[YOUR OBJECTIVE] Please lay out the data from the line containing "bar-Σεπ-14 xyxy=(487,137,500,151)" through the line containing "data-label-Φεβ-15: -5.387 xyxy=(579,271,613,285)" as a Markdown table with the columns Row and Entry. Number each line in Row, put its text in Entry, and skip any blank lines.
— Begin EXTRACTED DATA —
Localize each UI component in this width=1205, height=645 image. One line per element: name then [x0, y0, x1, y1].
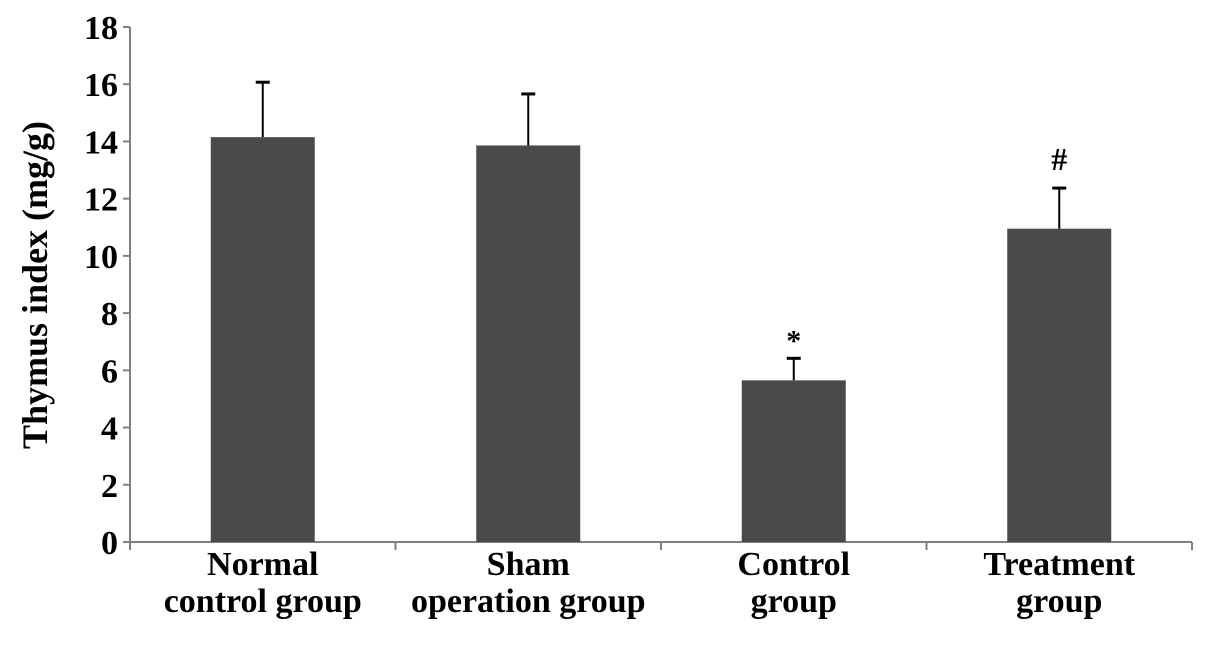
x-tick-label: Control [737, 546, 850, 583]
y-tick-label: 12 [84, 182, 118, 219]
significance-marker: # [1051, 141, 1067, 177]
y-tick-label: 14 [84, 124, 118, 161]
bar [476, 145, 581, 542]
bar [210, 137, 315, 542]
x-tick-label: Treatment [983, 546, 1135, 583]
significance-marker: * [786, 324, 801, 357]
x-tick-label: group [751, 583, 837, 620]
y-tick-label: 6 [101, 353, 118, 390]
x-tick-label: control group [164, 583, 362, 620]
y-tick-label: 18 [84, 10, 118, 47]
y-tick-label: 2 [101, 468, 118, 505]
bar [1007, 228, 1112, 543]
y-tick-label: 16 [84, 67, 118, 104]
bar [741, 380, 846, 542]
x-tick-label: operation group [411, 583, 646, 620]
y-tick-label: 0 [101, 525, 118, 562]
y-tick-label: 4 [101, 411, 118, 448]
x-tick-label: Sham [487, 546, 570, 583]
y-tick-label: 10 [84, 239, 118, 276]
y-axis-label: Thymus index (mg/g) [15, 121, 55, 449]
x-tick-label: group [1016, 583, 1102, 620]
y-tick-label: 8 [101, 296, 118, 333]
x-tick-label: Normal [207, 546, 318, 583]
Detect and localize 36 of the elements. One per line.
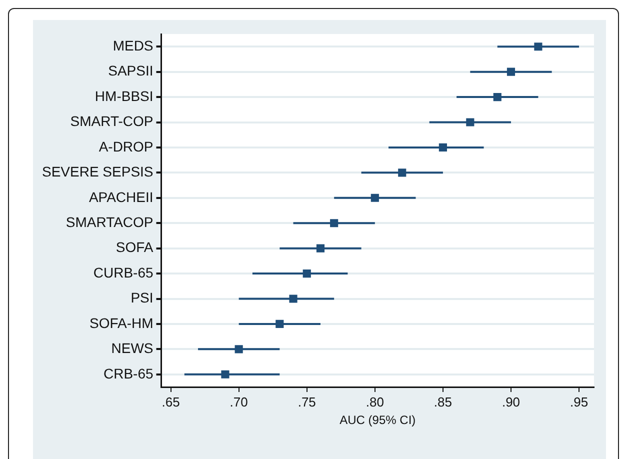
point	[438, 143, 447, 152]
y-tick-label: MEDS	[112, 37, 154, 54]
point	[289, 294, 298, 303]
x-tick-label: .85	[434, 394, 452, 410]
y-tick-label: SAPSII	[108, 62, 154, 79]
y-tick-label: PSI	[130, 290, 154, 306]
point	[370, 194, 379, 202]
x-tick-label: .90	[502, 394, 520, 410]
point	[506, 68, 516, 76]
point	[493, 93, 502, 102]
x-tick-label: .65	[162, 394, 180, 410]
point	[234, 345, 243, 354]
y-tick-label: CRB-65	[103, 365, 154, 382]
x-tick-label: .75	[298, 394, 316, 410]
point	[276, 320, 284, 328]
y-tick-label: HM-BBSI	[94, 88, 154, 104]
y-tick-label: CURB-65	[93, 264, 154, 280]
x-tick-label: .70	[230, 394, 248, 410]
y-tick-label: NEWS	[111, 340, 154, 356]
x-axis-title: AUC (95% CI)	[340, 413, 416, 428]
point	[330, 219, 338, 228]
point	[302, 270, 311, 278]
x-tick-label: .80	[366, 394, 384, 410]
y-tick-label: SMARTACOP	[66, 214, 154, 230]
point	[316, 244, 325, 252]
y-tick-label: SOFA-HM	[89, 314, 154, 331]
y-tick-label: SMART-COP	[70, 113, 154, 130]
point	[398, 168, 406, 177]
y-tick-label: SEVERE SEPSIS	[42, 164, 154, 180]
y-tick-label: APACHEII	[88, 188, 154, 205]
point	[221, 370, 230, 378]
y-tick-label: SOFA	[116, 239, 154, 256]
y-tick-label: A-DROP	[98, 138, 154, 154]
x-tick-label: .95	[570, 394, 588, 410]
point	[466, 118, 474, 126]
point	[534, 42, 542, 51]
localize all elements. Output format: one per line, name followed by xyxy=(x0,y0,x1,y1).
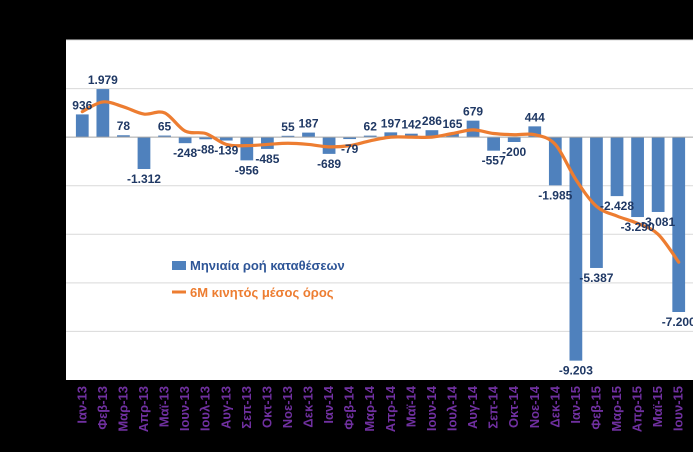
bar-Σεπ-14 xyxy=(487,137,500,151)
x-tick-label-Μαρ-14: Μαρ-14 xyxy=(362,385,377,431)
legend-line-label: 6M κινητός μέσος όρος xyxy=(190,285,334,300)
legend: Μηνιαία ροή καταθέσεων 6M κινητός μέσος … xyxy=(172,258,345,300)
moving-average-line xyxy=(80,100,681,264)
data-label-Νοε-13: 55 xyxy=(281,120,295,134)
x-tick-label-Ιαν-13: Ιαν-13 xyxy=(74,386,89,424)
x-tick-label-Φεβ-13: Φεβ-13 xyxy=(95,386,110,430)
x-tick-label-Οκτ-13: Οκτ-13 xyxy=(259,386,274,428)
x-tick-label-Φεβ-15: Φεβ-15 xyxy=(588,386,603,430)
x-tick-label-Μαϊ-13: Μαϊ-13 xyxy=(157,386,172,427)
x-tick-label-Μαρ-15: Μαρ-15 xyxy=(609,386,624,432)
x-tick-label-Αυγ-14: Αυγ-14 xyxy=(465,385,480,429)
data-label-Ιουν-14: 286 xyxy=(422,114,442,128)
bar-Φεβ-13 xyxy=(96,89,110,138)
bar-Ιουν-15 xyxy=(672,137,686,312)
x-tick-label-Μαρ-13: Μαρ-13 xyxy=(115,386,130,432)
x-tick-label-Αυγ-13: Αυγ-13 xyxy=(218,386,233,429)
x-tick-label-Νοε-14: Νοε-14 xyxy=(527,385,542,428)
data-label-Φεβ-15: -5.387 xyxy=(579,271,613,285)
data-label-Σεπ-13: -956 xyxy=(235,163,259,177)
data-label-Μαρ-15: -2.428 xyxy=(600,199,634,213)
x-tick-label-Δεκ-14: Δεκ-14 xyxy=(547,385,562,427)
x-tick-label-Ιουν-15: Ιουν-15 xyxy=(671,386,686,431)
data-label-Αυγ-14: 679 xyxy=(463,105,483,119)
x-tick-label-Ιαν-15: Ιαν-15 xyxy=(568,386,583,424)
data-label-Ιαν-13: 936 xyxy=(72,98,92,112)
data-label-Νοε-14: 444 xyxy=(525,110,545,124)
bar-Ιουν-14 xyxy=(425,130,439,138)
bar-Ιουλ-13 xyxy=(199,137,213,140)
data-label-Μαϊ-13: 65 xyxy=(158,120,172,134)
x-tick-label-Νοε-13: Νοε-13 xyxy=(280,386,295,428)
data-label-Μαρ-13: 78 xyxy=(117,119,131,133)
bar-Δεκ-13 xyxy=(302,132,315,138)
data-label-Απρ-14: 197 xyxy=(381,116,401,130)
x-tick-label-Απρ-15: Απρ-15 xyxy=(630,386,645,432)
plot-area xyxy=(66,40,693,380)
data-label-Φεβ-13: 1.979 xyxy=(88,73,118,87)
legend-bar-label: Μηνιαία ροή καταθέσεων xyxy=(190,258,345,273)
bar-Μαρ-13 xyxy=(117,135,130,138)
bar-Απρ-14 xyxy=(384,132,398,138)
data-label-Δεκ-13: 187 xyxy=(299,117,319,131)
data-label-Μαρ-14: 62 xyxy=(364,120,378,134)
x-tick-label-Απρ-13: Απρ-13 xyxy=(136,386,151,432)
bar-Ιουν-13 xyxy=(178,137,192,144)
data-label-Ιουλ-13: -88 xyxy=(197,142,215,156)
data-label-Οκτ-14: -200 xyxy=(502,145,526,159)
bar-Νοε-13 xyxy=(281,135,295,138)
data-label-Οκτ-13: -485 xyxy=(255,152,279,166)
bar-Απρ-13 xyxy=(137,137,151,170)
x-tick-label-Μαϊ-15: Μαϊ-15 xyxy=(650,386,665,427)
x-tick-label-Φεβ-14: Φεβ-14 xyxy=(342,385,357,429)
bar-Μαϊ-13 xyxy=(158,135,171,138)
bar-Ιαν-15 xyxy=(569,137,583,361)
bar-Απρ-15 xyxy=(631,137,644,218)
data-label-Δεκ-14: -1.985 xyxy=(538,188,572,202)
x-tick-label-Ιουν-14: Ιουν-14 xyxy=(424,385,439,431)
x-tick-label-Σεπ-14: Σεπ-14 xyxy=(486,385,501,428)
x-tick-label-Οκτ-14: Οκτ-14 xyxy=(506,385,521,428)
x-tick-label-Απρ-14: Απρ-14 xyxy=(383,385,398,432)
data-label-Ιαν-15: -9.203 xyxy=(559,364,593,378)
bar-Φεβ-15 xyxy=(590,137,603,268)
x-tick-label-Μαϊ-14: Μαϊ-14 xyxy=(403,385,418,427)
data-label-Ιουλ-14: 165 xyxy=(442,117,462,131)
bar-Φεβ-14 xyxy=(343,137,357,140)
data-label-Αυγ-13: -139 xyxy=(214,144,238,158)
bar-Σεπ-13 xyxy=(240,137,254,161)
x-tick-label-Δεκ-13: Δεκ-13 xyxy=(301,386,316,428)
bar-Νοε-14 xyxy=(528,126,542,138)
x-tick-label-Ιουλ-13: Ιουλ-13 xyxy=(198,386,213,431)
data-label-Φεβ-14: -79 xyxy=(341,142,359,156)
bar-Μαϊ-14 xyxy=(404,133,418,138)
bar-Ιαν-13 xyxy=(75,114,89,138)
data-label-Ιουν-13: -248 xyxy=(173,146,197,160)
data-label-Μαϊ-15: -3.081 xyxy=(641,215,675,229)
bar-Μαϊ-15 xyxy=(651,137,665,212)
data-label-Απρ-15: -3.290 xyxy=(621,220,655,234)
data-label-Ιουν-15: -7.200 xyxy=(662,315,693,329)
bar-Οκτ-14 xyxy=(507,137,521,142)
legend-bar-swatch xyxy=(172,261,186,270)
data-label-Σεπ-14: -557 xyxy=(482,154,506,168)
data-label-Ιαν-14: -689 xyxy=(317,157,341,171)
bar-Μαρ-15 xyxy=(610,137,624,197)
bar-Ιουλ-14 xyxy=(446,133,459,138)
x-tick-label-Σεπ-13: Σεπ-13 xyxy=(239,386,254,429)
data-label-Απρ-13: -1.312 xyxy=(127,172,161,186)
bar-Αυγ-13 xyxy=(219,137,233,141)
data-label-Μαϊ-14: 142 xyxy=(401,118,421,132)
x-tick-label-Ιαν-14: Ιαν-14 xyxy=(321,385,336,423)
bar-Μαρ-14 xyxy=(363,135,377,138)
x-tick-label-Ιουλ-14: Ιουλ-14 xyxy=(444,385,459,431)
x-tick-label-Ιουν-13: Ιουν-13 xyxy=(177,386,192,431)
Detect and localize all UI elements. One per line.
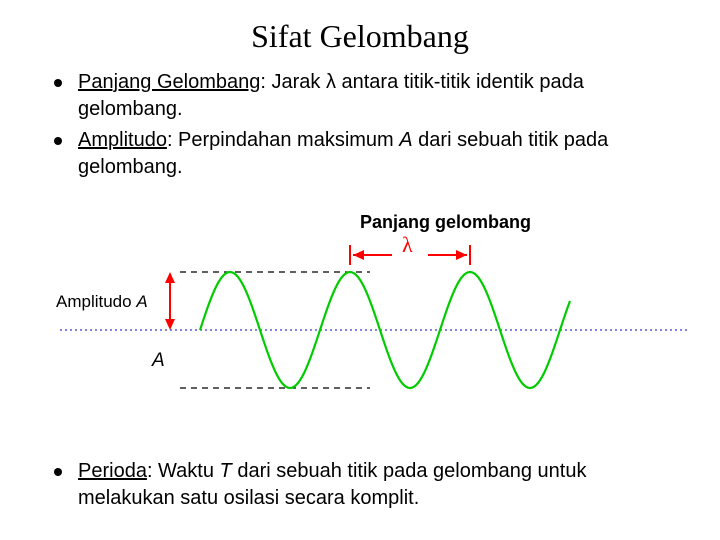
— End EXTRACTED DATA —
[COMPLETE RESPONSE]
| Row | Entry |
|---|---|
| 1 | bar-Σεπ-14 xyxy=(487,137,500,151) |
| 2 | x-tick-label-Μαρ-14: Μαρ-14 xyxy=(362,385,377,431) |
| 3 | legend-line-label: 6M κινητός μέσος όρος xyxy=(190,285,334,300) |
| 4 | legend: Μηνιαία ροή καταθέσεων 6M κινητός μέσος … xyxy=(172,258,345,300) |
| 5 | moving-average-line xyxy=(80,100,681,264) |
| 6 | data-label-Νοε-13: 55 xyxy=(281,120,295,134) |
| 7 | x-tick-label-Ιαν-13: Ιαν-13 xyxy=(74,386,89,424) |
| 8 | x-tick-label-Φεβ-13: Φεβ-13 xyxy=(95,386,110,430) |
| 9 | x-tick-label-Οκτ-13: Οκτ-13 xyxy=(259,386,274,428) |
| 10 | x-tick-label-Φεβ-15: Φεβ-15 xyxy=(588,386,603,430) |
| 11 | x-tick-label-Μαϊ-13: Μαϊ-13 xyxy=(157,386,172,427) |
| 12 | x-tick-label-Μαρ-15: Μαρ-15 xyxy=(609,386,624,432) |
| 13 | x-tick-label-Αυγ-14: Αυγ-14 xyxy=(465,385,480,429) |
| 14 | data-label-Ιουν-14: 286 xyxy=(422,114,442,128) |
| 15 | bar-Φεβ-13 xyxy=(96,89,110,138) |
| 16 | bar-Ιουν-15 xyxy=(672,137,686,312) |
| 17 | x-tick-label-Μαρ-13: Μαρ-13 xyxy=(115,386,130,432) |
| 18 | x-tick-label-Αυγ-13: Αυγ-13 xyxy=(218,386,233,429) |
| 19 | x-tick-label-Νοε-14: Νοε-14 xyxy=(527,385,542,428) |
| 20 | data-label-Φεβ-15: -5.387 xyxy=(579,271,613,285) |